• Aufgabe im Detail: Übertrage das Material vom Anfang bis einschließlich der Zeile mit „186, 400, 211]“ in eine Markdown-Tabelle mit den Spalten „Nr“ für die Zeilennummer und „Zeile“ für den Wortlaut. Leerzeilen bleiben dabei weg.

• Datensätze:

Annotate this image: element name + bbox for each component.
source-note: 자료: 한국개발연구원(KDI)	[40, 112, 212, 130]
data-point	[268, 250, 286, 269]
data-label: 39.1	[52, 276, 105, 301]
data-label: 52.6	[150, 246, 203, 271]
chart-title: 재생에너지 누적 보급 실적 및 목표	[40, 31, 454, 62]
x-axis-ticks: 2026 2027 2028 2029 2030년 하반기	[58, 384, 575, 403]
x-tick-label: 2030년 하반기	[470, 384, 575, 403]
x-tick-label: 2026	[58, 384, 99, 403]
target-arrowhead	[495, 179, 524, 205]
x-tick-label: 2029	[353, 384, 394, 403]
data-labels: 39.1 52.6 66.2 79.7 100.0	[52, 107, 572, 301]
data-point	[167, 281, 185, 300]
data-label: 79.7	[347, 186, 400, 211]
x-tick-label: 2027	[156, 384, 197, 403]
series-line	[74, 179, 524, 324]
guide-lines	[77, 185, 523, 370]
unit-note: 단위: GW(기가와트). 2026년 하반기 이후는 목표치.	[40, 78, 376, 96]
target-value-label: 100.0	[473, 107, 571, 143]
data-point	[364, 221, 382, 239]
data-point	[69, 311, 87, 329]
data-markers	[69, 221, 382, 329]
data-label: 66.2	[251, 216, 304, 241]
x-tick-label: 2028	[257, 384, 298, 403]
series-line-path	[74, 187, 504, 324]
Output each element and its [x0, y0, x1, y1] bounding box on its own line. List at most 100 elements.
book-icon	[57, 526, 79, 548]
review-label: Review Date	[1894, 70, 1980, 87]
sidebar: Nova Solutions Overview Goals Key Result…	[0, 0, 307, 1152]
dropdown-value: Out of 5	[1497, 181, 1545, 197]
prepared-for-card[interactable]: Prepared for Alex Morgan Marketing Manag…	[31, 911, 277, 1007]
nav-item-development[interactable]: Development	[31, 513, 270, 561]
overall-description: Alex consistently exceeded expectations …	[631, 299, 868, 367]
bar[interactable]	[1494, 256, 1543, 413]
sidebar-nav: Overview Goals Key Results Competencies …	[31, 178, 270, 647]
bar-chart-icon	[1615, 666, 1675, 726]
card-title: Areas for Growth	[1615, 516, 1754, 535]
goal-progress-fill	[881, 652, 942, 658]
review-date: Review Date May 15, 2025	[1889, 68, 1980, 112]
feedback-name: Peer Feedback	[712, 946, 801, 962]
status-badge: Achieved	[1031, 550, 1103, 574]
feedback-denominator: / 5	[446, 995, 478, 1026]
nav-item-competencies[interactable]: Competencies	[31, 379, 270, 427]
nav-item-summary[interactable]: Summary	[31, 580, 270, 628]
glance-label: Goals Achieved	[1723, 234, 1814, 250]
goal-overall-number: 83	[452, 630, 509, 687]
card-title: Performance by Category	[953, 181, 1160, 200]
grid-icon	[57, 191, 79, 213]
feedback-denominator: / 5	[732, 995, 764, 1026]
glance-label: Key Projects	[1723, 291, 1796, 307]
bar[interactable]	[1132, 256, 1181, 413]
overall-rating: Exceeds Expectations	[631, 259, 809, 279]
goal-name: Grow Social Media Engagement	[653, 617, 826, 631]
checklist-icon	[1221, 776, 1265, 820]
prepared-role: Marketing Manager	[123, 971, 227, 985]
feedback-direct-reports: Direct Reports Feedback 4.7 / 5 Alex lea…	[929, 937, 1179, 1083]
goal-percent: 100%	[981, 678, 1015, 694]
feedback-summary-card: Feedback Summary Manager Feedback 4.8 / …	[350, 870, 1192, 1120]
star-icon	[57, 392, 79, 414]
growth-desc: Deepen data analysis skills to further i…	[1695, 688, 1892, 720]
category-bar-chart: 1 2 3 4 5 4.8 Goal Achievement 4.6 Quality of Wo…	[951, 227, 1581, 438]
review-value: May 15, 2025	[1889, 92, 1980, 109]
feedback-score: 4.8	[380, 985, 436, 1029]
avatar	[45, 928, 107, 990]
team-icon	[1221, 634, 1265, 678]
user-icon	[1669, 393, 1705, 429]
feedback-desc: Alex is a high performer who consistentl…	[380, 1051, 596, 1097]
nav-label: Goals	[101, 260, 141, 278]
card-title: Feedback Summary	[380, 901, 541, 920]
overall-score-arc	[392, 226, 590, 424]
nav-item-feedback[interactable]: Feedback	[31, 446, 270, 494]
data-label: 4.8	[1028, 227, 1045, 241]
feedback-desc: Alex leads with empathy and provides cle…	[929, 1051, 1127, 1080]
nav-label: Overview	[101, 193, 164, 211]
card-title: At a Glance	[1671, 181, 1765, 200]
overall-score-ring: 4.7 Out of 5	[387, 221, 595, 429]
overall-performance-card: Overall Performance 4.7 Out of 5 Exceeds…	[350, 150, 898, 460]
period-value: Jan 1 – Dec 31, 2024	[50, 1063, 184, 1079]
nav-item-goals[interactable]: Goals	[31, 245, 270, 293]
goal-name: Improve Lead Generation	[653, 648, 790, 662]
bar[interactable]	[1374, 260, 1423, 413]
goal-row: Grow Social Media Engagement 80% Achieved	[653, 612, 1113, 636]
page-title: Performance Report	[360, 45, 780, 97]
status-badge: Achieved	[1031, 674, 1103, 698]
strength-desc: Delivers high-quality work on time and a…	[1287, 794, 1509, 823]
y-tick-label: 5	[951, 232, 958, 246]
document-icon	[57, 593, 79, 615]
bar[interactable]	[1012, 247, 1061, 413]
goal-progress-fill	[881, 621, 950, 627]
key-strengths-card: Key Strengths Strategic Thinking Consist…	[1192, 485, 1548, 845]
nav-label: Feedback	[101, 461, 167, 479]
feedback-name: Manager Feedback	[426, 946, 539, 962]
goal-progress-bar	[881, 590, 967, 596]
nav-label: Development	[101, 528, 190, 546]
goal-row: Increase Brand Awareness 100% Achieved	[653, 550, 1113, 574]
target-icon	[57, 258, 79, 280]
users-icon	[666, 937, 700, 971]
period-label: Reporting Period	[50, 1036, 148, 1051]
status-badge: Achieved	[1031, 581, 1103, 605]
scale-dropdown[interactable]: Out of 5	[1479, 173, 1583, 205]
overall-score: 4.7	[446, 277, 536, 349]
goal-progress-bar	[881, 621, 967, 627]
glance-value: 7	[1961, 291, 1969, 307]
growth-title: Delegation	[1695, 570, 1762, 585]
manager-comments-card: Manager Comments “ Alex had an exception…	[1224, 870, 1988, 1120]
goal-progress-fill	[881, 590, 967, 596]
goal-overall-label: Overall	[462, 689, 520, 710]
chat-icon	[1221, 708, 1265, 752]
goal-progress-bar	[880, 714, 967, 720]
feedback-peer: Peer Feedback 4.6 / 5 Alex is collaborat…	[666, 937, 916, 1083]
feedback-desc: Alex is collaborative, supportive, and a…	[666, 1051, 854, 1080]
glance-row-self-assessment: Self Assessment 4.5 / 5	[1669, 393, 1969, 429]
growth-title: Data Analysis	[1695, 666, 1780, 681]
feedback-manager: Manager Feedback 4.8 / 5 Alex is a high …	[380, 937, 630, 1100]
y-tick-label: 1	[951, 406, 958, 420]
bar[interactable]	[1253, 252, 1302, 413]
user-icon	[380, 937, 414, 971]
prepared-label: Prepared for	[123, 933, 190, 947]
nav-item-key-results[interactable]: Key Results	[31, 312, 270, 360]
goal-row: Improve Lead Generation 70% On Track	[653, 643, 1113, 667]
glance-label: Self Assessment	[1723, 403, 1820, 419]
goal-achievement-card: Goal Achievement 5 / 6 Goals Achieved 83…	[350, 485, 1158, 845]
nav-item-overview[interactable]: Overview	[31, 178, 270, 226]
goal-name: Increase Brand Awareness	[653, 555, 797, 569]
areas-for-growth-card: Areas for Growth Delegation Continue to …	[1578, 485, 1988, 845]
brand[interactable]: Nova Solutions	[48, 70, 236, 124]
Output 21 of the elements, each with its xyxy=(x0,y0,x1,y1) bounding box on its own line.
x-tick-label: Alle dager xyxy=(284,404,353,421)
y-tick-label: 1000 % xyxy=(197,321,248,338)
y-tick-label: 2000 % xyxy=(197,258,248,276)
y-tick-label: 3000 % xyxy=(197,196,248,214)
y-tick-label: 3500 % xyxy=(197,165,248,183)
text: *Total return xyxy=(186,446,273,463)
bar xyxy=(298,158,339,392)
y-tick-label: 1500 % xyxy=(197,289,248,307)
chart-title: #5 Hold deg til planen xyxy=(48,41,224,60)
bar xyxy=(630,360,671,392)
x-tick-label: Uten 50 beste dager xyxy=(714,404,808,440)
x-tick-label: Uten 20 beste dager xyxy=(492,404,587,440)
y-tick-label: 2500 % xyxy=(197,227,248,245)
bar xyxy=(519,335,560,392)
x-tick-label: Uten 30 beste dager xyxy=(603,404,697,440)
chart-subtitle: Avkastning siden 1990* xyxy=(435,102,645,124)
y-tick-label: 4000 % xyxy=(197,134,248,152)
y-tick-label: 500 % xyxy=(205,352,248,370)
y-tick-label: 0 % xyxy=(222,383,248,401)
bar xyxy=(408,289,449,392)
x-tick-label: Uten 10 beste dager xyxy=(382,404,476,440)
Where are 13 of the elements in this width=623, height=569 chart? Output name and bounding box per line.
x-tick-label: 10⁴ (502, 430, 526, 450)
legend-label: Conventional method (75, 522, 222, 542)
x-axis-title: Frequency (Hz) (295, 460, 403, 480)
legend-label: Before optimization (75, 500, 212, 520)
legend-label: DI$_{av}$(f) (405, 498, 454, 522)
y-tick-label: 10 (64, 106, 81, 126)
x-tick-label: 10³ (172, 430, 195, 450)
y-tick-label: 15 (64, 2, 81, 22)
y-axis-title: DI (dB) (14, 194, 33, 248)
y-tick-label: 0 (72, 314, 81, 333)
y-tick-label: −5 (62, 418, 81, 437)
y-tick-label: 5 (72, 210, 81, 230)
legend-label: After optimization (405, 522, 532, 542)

• Schriftliche Antwort:
| Nr | Zeile |
|---|---|
| 1 | Annotate this image: element name + bbox for each component. |
| 2 | source-note: 자료: 한국개발연구원(KDI)	[40, 112, 212, 130] |
| 3 | data-point	[268, 250, 286, 269] |
| 4 | data-label: 39.1	[52, 276, 105, 301] |
| 5 | data-label: 52.6	[150, 246, 203, 271] |
| 6 | chart-title: 재생에너지 누적 보급 실적 및 목표	[40, 31, 454, 62] |
| 7 | x-axis-ticks: 2026 2027 2028 2029 2030년 하반기	[58, 384, 575, 403] |
| 8 | x-tick-label: 2030년 하반기	[470, 384, 575, 403] |
| 9 | x-tick-label: 2026	[58, 384, 99, 403] |
| 10 | target-arrowhead	[495, 179, 524, 205] |
| 11 | x-tick-label: 2029	[353, 384, 394, 403] |
| 12 | data-labels: 39.1 52.6 66.2 79.7 100.0	[52, 107, 572, 301] |
| 13 | data-point	[167, 281, 185, 300] |
| 14 | data-label: 79.7	[347, 186, 400, 211] |